Exercise prompt —
Whenever a line contains the string "指導内容", copy it out of the entries.

[Rows from a dataset]

^^^^

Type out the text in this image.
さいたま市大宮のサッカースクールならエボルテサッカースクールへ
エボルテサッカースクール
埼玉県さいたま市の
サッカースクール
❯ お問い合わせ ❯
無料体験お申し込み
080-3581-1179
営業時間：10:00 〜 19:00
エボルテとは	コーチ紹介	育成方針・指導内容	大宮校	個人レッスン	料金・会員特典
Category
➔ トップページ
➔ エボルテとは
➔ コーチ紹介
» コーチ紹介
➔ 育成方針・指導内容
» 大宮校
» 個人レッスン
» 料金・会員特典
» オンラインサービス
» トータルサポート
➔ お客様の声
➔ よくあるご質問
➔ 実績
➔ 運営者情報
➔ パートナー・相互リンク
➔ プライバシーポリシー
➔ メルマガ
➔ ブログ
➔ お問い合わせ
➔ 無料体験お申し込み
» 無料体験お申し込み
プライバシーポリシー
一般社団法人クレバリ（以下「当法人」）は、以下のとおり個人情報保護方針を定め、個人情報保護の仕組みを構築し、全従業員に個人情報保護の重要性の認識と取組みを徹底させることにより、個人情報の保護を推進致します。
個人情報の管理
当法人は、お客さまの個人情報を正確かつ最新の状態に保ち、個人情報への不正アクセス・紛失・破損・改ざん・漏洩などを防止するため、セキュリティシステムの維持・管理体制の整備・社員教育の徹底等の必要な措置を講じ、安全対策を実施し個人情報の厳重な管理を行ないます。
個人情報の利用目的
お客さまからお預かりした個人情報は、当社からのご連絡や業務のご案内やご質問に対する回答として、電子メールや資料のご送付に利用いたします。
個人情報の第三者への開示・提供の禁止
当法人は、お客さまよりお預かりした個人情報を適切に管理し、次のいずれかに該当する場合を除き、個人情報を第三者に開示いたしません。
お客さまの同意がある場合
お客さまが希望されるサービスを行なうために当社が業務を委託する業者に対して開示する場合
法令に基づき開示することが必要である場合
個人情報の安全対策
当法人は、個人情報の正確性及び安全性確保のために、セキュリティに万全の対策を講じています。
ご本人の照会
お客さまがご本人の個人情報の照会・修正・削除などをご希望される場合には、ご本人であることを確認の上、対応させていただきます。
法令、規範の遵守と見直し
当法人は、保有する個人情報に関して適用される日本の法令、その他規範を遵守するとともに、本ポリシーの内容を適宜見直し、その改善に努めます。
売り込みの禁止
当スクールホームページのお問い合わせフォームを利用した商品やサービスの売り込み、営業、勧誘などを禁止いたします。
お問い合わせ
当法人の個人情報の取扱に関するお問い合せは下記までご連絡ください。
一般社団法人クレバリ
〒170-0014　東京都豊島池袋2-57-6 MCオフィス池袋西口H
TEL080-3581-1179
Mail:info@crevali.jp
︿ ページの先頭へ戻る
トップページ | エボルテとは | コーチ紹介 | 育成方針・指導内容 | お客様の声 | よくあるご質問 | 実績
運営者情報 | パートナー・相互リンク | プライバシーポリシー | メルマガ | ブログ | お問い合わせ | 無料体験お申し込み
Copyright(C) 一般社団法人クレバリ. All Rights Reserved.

^^^^

Full solution —
エボルテとは	コーチ紹介	育成方針・指導内容	大宮校	個人レッスン	料金・会員特典
➔ 育成方針・指導内容
トップページ | エボルテとは | コーチ紹介 | 育成方針・指導内容 | お客様の声 | よくあるご質問 | 実績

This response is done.